• **Exercise directions**: Take every line from the listing below that includes "Survey" and copy it.

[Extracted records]
■ ■ ■
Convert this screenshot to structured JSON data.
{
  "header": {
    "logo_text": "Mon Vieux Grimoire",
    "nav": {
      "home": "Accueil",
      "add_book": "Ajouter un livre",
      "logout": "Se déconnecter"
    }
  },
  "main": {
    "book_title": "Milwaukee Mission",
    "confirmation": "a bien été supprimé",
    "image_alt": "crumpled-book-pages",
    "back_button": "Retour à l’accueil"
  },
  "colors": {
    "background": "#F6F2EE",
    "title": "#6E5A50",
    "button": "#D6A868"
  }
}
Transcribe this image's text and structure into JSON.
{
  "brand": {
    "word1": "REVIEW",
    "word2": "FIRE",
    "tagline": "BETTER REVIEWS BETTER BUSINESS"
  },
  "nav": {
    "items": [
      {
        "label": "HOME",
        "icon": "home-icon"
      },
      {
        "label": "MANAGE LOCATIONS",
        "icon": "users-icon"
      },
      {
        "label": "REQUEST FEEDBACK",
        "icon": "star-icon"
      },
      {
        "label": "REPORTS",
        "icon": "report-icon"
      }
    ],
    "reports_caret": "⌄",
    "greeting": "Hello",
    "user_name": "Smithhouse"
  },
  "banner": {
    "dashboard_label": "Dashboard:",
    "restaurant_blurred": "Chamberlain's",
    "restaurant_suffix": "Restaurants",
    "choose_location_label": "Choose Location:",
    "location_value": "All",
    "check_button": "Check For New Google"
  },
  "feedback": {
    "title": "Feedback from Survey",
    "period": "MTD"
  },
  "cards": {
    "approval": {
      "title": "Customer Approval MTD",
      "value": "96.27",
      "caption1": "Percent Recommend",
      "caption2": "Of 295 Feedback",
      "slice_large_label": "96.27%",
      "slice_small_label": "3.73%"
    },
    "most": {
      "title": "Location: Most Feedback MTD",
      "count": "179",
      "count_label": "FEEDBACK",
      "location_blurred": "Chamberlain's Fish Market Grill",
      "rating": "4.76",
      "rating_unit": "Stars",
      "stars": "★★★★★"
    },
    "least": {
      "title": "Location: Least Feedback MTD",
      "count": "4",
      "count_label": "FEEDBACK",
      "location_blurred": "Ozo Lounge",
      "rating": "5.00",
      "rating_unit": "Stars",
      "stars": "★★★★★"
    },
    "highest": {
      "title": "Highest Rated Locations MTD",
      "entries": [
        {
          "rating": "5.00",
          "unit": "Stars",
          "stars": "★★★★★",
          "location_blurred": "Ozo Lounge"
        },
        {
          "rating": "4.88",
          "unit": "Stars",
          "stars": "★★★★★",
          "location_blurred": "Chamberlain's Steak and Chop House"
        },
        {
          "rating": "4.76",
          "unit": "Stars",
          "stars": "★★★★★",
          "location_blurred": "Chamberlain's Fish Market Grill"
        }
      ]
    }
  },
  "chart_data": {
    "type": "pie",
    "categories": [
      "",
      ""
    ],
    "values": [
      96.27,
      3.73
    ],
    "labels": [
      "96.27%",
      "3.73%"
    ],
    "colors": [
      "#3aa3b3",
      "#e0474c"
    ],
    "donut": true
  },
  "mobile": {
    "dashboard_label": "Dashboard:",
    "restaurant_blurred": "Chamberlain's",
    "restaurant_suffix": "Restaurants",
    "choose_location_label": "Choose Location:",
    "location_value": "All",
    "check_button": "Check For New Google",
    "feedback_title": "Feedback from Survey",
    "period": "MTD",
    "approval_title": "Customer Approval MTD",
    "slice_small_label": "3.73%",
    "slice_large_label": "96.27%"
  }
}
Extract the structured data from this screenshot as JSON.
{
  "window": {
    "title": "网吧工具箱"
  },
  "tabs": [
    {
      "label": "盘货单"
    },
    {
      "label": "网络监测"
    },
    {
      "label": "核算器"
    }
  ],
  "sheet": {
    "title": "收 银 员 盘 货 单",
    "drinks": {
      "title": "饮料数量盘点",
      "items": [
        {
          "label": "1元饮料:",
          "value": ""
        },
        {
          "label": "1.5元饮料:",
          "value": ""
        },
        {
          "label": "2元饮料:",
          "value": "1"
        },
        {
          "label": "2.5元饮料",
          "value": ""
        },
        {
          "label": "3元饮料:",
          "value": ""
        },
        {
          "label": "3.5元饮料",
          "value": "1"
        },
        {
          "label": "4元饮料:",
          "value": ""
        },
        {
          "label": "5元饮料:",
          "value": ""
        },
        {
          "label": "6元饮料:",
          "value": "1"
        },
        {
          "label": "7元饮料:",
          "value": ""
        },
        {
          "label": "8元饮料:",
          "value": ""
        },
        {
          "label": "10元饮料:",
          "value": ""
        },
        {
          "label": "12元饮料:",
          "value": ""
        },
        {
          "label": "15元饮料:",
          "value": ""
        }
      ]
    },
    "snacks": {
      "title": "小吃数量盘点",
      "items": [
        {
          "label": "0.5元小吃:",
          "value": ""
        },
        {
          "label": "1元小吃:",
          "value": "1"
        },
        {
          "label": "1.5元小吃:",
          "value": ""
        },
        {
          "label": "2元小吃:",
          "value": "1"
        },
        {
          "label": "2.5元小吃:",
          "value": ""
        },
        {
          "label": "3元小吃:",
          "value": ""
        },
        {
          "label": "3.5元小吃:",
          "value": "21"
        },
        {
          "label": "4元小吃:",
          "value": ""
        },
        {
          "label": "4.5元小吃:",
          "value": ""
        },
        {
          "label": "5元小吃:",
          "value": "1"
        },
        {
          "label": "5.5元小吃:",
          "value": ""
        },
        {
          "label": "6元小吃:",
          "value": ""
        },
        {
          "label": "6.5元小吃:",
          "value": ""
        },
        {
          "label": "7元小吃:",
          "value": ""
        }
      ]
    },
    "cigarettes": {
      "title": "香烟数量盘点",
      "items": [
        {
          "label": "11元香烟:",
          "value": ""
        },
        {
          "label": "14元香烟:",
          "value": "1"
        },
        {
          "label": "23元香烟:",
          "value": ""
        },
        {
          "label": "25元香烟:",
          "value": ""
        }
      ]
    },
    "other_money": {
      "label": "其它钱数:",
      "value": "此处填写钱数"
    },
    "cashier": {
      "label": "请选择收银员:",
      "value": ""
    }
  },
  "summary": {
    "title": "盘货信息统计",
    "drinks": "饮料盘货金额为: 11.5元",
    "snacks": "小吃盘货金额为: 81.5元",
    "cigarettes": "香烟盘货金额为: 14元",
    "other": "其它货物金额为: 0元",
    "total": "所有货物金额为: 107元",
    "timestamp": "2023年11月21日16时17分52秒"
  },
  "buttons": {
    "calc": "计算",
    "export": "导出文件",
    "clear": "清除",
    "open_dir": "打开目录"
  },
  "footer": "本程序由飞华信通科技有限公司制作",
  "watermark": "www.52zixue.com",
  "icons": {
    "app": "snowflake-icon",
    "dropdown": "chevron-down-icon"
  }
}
■ ■ ■
• **Output of the task**:
    "title": "Feedback from Survey",
    "feedback_title": "Feedback from Survey",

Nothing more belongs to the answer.